## Goal
Print out the material that follows word for word.

## Data records
──────

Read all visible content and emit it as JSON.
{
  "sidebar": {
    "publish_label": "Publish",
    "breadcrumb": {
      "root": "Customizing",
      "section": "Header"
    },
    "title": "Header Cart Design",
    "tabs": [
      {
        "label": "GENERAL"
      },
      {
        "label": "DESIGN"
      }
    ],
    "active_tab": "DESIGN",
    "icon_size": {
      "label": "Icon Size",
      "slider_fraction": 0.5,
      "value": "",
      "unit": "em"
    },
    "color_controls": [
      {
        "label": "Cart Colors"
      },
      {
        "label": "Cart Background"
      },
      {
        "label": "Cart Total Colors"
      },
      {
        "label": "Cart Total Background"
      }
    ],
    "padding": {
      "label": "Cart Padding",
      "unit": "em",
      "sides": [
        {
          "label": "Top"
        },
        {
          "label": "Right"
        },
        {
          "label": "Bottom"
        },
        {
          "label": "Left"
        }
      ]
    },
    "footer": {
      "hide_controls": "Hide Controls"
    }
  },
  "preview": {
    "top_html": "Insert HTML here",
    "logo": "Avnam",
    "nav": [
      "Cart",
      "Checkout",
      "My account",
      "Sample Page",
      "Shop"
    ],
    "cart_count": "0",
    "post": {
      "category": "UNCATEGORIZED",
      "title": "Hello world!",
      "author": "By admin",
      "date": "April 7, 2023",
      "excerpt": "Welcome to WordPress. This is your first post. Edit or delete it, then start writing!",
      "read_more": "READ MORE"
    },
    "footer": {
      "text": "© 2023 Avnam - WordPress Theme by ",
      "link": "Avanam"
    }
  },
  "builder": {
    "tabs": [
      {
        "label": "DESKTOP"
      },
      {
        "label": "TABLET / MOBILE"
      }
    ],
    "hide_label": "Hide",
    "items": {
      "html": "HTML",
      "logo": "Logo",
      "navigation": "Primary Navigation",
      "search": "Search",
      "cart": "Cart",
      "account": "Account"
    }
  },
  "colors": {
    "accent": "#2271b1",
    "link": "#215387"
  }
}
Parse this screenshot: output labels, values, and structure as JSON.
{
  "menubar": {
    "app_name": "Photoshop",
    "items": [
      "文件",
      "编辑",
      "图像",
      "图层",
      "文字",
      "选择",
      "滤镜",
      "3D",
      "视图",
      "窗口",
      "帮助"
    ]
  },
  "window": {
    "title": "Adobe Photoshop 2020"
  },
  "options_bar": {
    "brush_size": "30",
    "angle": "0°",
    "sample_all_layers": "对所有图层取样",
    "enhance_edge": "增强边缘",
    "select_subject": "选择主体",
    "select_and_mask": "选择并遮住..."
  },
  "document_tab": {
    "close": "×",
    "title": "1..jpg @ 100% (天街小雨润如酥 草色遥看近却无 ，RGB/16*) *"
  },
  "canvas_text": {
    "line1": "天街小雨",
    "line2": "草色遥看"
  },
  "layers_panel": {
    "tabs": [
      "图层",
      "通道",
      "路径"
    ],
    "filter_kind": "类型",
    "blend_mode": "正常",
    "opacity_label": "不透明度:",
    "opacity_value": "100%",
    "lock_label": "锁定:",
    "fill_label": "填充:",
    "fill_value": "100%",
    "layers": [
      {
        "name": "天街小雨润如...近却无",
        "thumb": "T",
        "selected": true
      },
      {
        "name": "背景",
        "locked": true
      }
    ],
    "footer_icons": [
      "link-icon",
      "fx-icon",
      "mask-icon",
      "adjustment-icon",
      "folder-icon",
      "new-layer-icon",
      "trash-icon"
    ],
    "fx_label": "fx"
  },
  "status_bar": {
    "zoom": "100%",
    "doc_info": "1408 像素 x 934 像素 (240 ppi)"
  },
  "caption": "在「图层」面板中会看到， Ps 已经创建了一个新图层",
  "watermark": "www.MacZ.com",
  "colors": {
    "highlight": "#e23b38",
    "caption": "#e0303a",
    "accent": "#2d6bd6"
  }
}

──────

## Expected answer
Read all visible content and emit it as JSON.
{
  "sidebar": {
    "publish_label": "Publish",
    "breadcrumb": {
      "root": "Customizing",
      "section": "Header"
    },
    "title": "Header Cart Design",
    "tabs": [
      {
        "label": "GENERAL"
      },
      {
        "label": "DESIGN"
      }
    ],
    "active_tab": "DESIGN",
    "icon_size": {
      "label": "Icon Size",
      "slider_fraction": 0.5,
      "value": "",
      "unit": "em"
    },
    "color_controls": [
      {
        "label": "Cart Colors"
      },
      {
        "label": "Cart Background"
      },
      {
        "label": "Cart Total Colors"
      },
      {
        "label": "Cart Total Background"
      }
    ],
    "padding": {
      "label": "Cart Padding",
      "unit": "em",
      "sides": [
        {
          "label": "Top"
        },
        {
          "label": "Right"
        },
        {
          "label": "Bottom"
        },
        {
          "label": "Left"
        }
      ]
    },
    "footer": {
      "hide_controls": "Hide Controls"
    }
  },
  "preview": {
    "top_html": "Insert HTML here",
    "logo": "Avnam",
    "nav": [
      "Cart",
      "Checkout",
      "My account",
      "Sample Page",
      "Shop"
    ],
    "cart_count": "0",
    "post": {
      "category": "UNCATEGORIZED",
      "title": "Hello world!",
      "author": "By admin",
      "date": "April 7, 2023",
      "excerpt": "Welcome to WordPress. This is your first post. Edit or delete it, then start writing!",
      "read_more": "READ MORE"
    },
    "footer": {
      "text": "© 2023 Avnam - WordPress Theme by ",
      "link": "Avanam"
    }
  },
  "builder": {
    "tabs": [
      {
        "label": "DESKTOP"
      },
      {
        "label": "TABLET / MOBILE"
      }
    ],
    "hide_label": "Hide",
    "items": {
      "html": "HTML",
      "logo": "Logo",
      "navigation": "Primary Navigation",
      "search": "Search",
      "cart": "Cart",
      "account": "Account"
    }
  },
  "colors": {
    "accent": "#2271b1",
    "link": "#215387"
  }
}
Parse this screenshot: output labels, values, and structure as JSON.
{
  "menubar": {
    "app_name": "Photoshop",
    "items": [
      "文件",
      "编辑",
      "图像",
      "图层",
      "文字",
      "选择",
      "滤镜",
      "3D",
      "视图",
      "窗口",
      "帮助"
    ]
  },
  "window": {
    "title": "Adobe Photoshop 2020"
  },
  "options_bar": {
    "brush_size": "30",
    "angle": "0°",
    "sample_all_layers": "对所有图层取样",
    "enhance_edge": "增强边缘",
    "select_subject": "选择主体",
    "select_and_mask": "选择并遮住..."
  },
  "document_tab": {
    "close": "×",
    "title": "1..jpg @ 100% (天街小雨润如酥 草色遥看近却无 ，RGB/16*) *"
  },
  "canvas_text": {
    "line1": "天街小雨",
    "line2": "草色遥看"
  },
  "layers_panel": {
    "tabs": [
      "图层",
      "通道",
      "路径"
    ],
    "filter_kind": "类型",
    "blend_mode": "正常",
    "opacity_label": "不透明度:",
    "opacity_value": "100%",
    "lock_label": "锁定:",
    "fill_label": "填充:",
    "fill_value": "100%",
    "layers": [
      {
        "name": "天街小雨润如...近却无",
        "thumb": "T",
        "selected": true
      },
      {
        "name": "背景",
        "locked": true
      }
    ],
    "footer_icons": [
      "link-icon",
      "fx-icon",
      "mask-icon",
      "adjustment-icon",
      "folder-icon",
      "new-layer-icon",
      "trash-icon"
    ],
    "fx_label": "fx"
  },
  "status_bar": {
    "zoom": "100%",
    "doc_info": "1408 像素 x 934 像素 (240 ppi)"
  },
  "caption": "在「图层」面板中会看到， Ps 已经创建了一个新图层",
  "watermark": "www.MacZ.com",
  "colors": {
    "highlight": "#e23b38",
    "caption": "#e0303a",
    "accent": "#2d6bd6"
  }
}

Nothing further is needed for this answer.